# [The request]
The records below should be written out again, exactly.

# [Recorded data]

▬▬▬▬▬▬

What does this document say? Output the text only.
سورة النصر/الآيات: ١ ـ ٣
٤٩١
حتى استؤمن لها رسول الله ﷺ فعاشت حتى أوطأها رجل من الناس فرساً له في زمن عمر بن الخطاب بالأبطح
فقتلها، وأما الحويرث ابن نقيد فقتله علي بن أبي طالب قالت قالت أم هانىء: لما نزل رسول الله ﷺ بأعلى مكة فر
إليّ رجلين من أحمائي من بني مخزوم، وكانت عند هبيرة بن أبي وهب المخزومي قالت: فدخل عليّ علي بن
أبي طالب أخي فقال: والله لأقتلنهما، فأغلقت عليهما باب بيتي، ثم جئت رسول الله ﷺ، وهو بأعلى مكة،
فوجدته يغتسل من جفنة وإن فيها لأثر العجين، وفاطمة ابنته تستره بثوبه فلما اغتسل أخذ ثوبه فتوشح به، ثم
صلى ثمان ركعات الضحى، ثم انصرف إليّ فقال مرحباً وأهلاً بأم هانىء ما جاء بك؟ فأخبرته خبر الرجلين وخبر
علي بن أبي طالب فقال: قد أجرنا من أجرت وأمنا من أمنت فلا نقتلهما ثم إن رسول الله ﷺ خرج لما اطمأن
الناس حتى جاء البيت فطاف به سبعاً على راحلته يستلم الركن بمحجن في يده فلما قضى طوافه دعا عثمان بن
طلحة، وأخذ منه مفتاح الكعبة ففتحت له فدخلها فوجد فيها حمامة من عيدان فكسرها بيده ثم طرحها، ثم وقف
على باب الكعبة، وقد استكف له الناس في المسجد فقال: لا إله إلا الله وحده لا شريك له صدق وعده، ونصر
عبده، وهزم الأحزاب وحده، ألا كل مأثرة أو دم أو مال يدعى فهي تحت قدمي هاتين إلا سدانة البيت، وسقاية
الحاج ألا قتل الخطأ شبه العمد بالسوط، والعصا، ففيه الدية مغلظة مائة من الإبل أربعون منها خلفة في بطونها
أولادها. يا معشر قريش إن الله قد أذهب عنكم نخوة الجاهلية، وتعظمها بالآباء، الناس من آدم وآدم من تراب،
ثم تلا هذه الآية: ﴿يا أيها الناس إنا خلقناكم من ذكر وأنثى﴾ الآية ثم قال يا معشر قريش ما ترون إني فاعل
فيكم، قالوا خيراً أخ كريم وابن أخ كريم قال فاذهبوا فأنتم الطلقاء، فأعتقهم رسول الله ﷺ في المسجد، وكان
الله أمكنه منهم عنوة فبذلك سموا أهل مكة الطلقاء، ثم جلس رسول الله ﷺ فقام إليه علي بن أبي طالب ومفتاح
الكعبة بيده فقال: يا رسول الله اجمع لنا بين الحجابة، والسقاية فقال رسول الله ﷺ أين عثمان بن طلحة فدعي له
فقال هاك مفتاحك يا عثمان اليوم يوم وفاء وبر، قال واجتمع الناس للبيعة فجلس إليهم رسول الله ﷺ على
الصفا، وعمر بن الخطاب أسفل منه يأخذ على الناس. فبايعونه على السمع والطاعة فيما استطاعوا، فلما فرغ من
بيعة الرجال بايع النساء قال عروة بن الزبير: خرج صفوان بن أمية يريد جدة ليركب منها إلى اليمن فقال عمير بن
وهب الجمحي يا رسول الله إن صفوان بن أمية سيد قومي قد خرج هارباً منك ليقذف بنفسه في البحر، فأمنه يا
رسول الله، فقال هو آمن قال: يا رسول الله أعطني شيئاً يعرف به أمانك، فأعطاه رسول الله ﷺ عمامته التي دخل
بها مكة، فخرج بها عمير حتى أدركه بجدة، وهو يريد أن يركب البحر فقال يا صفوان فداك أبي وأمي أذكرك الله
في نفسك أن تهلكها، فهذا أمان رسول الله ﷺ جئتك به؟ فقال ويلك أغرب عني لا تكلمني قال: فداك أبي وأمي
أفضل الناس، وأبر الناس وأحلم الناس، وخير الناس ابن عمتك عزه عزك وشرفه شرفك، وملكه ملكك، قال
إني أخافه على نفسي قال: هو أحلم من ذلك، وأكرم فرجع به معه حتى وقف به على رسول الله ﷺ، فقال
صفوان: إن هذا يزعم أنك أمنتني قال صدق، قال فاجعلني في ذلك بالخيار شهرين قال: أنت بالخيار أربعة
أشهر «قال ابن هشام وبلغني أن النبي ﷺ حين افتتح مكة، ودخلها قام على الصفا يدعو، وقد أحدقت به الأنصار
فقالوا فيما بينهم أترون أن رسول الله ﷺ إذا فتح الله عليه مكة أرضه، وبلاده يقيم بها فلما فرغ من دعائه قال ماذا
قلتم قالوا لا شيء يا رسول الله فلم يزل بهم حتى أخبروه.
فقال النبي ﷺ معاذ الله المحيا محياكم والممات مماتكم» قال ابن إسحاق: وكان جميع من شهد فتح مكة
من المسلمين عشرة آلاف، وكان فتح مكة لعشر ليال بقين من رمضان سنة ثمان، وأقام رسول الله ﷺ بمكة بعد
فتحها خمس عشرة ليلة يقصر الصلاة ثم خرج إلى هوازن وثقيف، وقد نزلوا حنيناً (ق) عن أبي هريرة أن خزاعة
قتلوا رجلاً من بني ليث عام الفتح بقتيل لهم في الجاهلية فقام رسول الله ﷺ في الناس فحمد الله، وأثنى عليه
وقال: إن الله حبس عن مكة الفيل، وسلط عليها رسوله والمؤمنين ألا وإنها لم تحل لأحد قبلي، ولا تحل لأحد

▬▬▬▬▬▬

# [Complete answer]
What does this document say? Output the text only.
سورة النصر/الآيات: ١ ـ ٣
٤٩١
حتى استؤمن لها رسول الله ﷺ فعاشت حتى أوطأها رجل من الناس فرساً له في زمن عمر بن الخطاب بالأبطح
فقتلها، وأما الحويرث ابن نقيد فقتله علي بن أبي طالب قالت قالت أم هانىء: لما نزل رسول الله ﷺ بأعلى مكة فر
إليّ رجلين من أحمائي من بني مخزوم، وكانت عند هبيرة بن أبي وهب المخزومي قالت: فدخل عليّ علي بن
أبي طالب أخي فقال: والله لأقتلنهما، فأغلقت عليهما باب بيتي، ثم جئت رسول الله ﷺ، وهو بأعلى مكة،
فوجدته يغتسل من جفنة وإن فيها لأثر العجين، وفاطمة ابنته تستره بثوبه فلما اغتسل أخذ ثوبه فتوشح به، ثم
صلى ثمان ركعات الضحى، ثم انصرف إليّ فقال مرحباً وأهلاً بأم هانىء ما جاء بك؟ فأخبرته خبر الرجلين وخبر
علي بن أبي طالب فقال: قد أجرنا من أجرت وأمنا من أمنت فلا نقتلهما ثم إن رسول الله ﷺ خرج لما اطمأن
الناس حتى جاء البيت فطاف به سبعاً على راحلته يستلم الركن بمحجن في يده فلما قضى طوافه دعا عثمان بن
طلحة، وأخذ منه مفتاح الكعبة ففتحت له فدخلها فوجد فيها حمامة من عيدان فكسرها بيده ثم طرحها، ثم وقف
على باب الكعبة، وقد استكف له الناس في المسجد فقال: لا إله إلا الله وحده لا شريك له صدق وعده، ونصر
عبده، وهزم الأحزاب وحده، ألا كل مأثرة أو دم أو مال يدعى فهي تحت قدمي هاتين إلا سدانة البيت، وسقاية
الحاج ألا قتل الخطأ شبه العمد بالسوط، والعصا، ففيه الدية مغلظة مائة من الإبل أربعون منها خلفة في بطونها
أولادها. يا معشر قريش إن الله قد أذهب عنكم نخوة الجاهلية، وتعظمها بالآباء، الناس من آدم وآدم من تراب،
ثم تلا هذه الآية: ﴿يا أيها الناس إنا خلقناكم من ذكر وأنثى﴾ الآية ثم قال يا معشر قريش ما ترون إني فاعل
فيكم، قالوا خيراً أخ كريم وابن أخ كريم قال فاذهبوا فأنتم الطلقاء، فأعتقهم رسول الله ﷺ في المسجد، وكان
الله أمكنه منهم عنوة فبذلك سموا أهل مكة الطلقاء، ثم جلس رسول الله ﷺ فقام إليه علي بن أبي طالب ومفتاح
الكعبة بيده فقال: يا رسول الله اجمع لنا بين الحجابة، والسقاية فقال رسول الله ﷺ أين عثمان بن طلحة فدعي له
فقال هاك مفتاحك يا عثمان اليوم يوم وفاء وبر، قال واجتمع الناس للبيعة فجلس إليهم رسول الله ﷺ على
الصفا، وعمر بن الخطاب أسفل منه يأخذ على الناس. فبايعونه على السمع والطاعة فيما استطاعوا، فلما فرغ من
بيعة الرجال بايع النساء قال عروة بن الزبير: خرج صفوان بن أمية يريد جدة ليركب منها إلى اليمن فقال عمير بن
وهب الجمحي يا رسول الله إن صفوان بن أمية سيد قومي قد خرج هارباً منك ليقذف بنفسه في البحر، فأمنه يا
رسول الله، فقال هو آمن قال: يا رسول الله أعطني شيئاً يعرف به أمانك، فأعطاه رسول الله ﷺ عمامته التي دخل
بها مكة، فخرج بها عمير حتى أدركه بجدة، وهو يريد أن يركب البحر فقال يا صفوان فداك أبي وأمي أذكرك الله
في نفسك أن تهلكها، فهذا أمان رسول الله ﷺ جئتك به؟ فقال ويلك أغرب عني لا تكلمني قال: فداك أبي وأمي
أفضل الناس، وأبر الناس وأحلم الناس، وخير الناس ابن عمتك عزه عزك وشرفه شرفك، وملكه ملكك، قال
إني أخافه على نفسي قال: هو أحلم من ذلك، وأكرم فرجع به معه حتى وقف به على رسول الله ﷺ، فقال
صفوان: إن هذا يزعم أنك أمنتني قال صدق، قال فاجعلني في ذلك بالخيار شهرين قال: أنت بالخيار أربعة
أشهر «قال ابن هشام وبلغني أن النبي ﷺ حين افتتح مكة، ودخلها قام على الصفا يدعو، وقد أحدقت به الأنصار
فقالوا فيما بينهم أترون أن رسول الله ﷺ إذا فتح الله عليه مكة أرضه، وبلاده يقيم بها فلما فرغ من دعائه قال ماذا
قلتم قالوا لا شيء يا رسول الله فلم يزل بهم حتى أخبروه.
فقال النبي ﷺ معاذ الله المحيا محياكم والممات مماتكم» قال ابن إسحاق: وكان جميع من شهد فتح مكة
من المسلمين عشرة آلاف، وكان فتح مكة لعشر ليال بقين من رمضان سنة ثمان، وأقام رسول الله ﷺ بمكة بعد
فتحها خمس عشرة ليلة يقصر الصلاة ثم خرج إلى هوازن وثقيف، وقد نزلوا حنيناً (ق) عن أبي هريرة أن خزاعة
قتلوا رجلاً من بني ليث عام الفتح بقتيل لهم في الجاهلية فقام رسول الله ﷺ في الناس فحمد الله، وأثنى عليه
وقال: إن الله حبس عن مكة الفيل، وسلط عليها رسوله والمؤمنين ألا وإنها لم تحل لأحد قبلي، ولا تحل لأحد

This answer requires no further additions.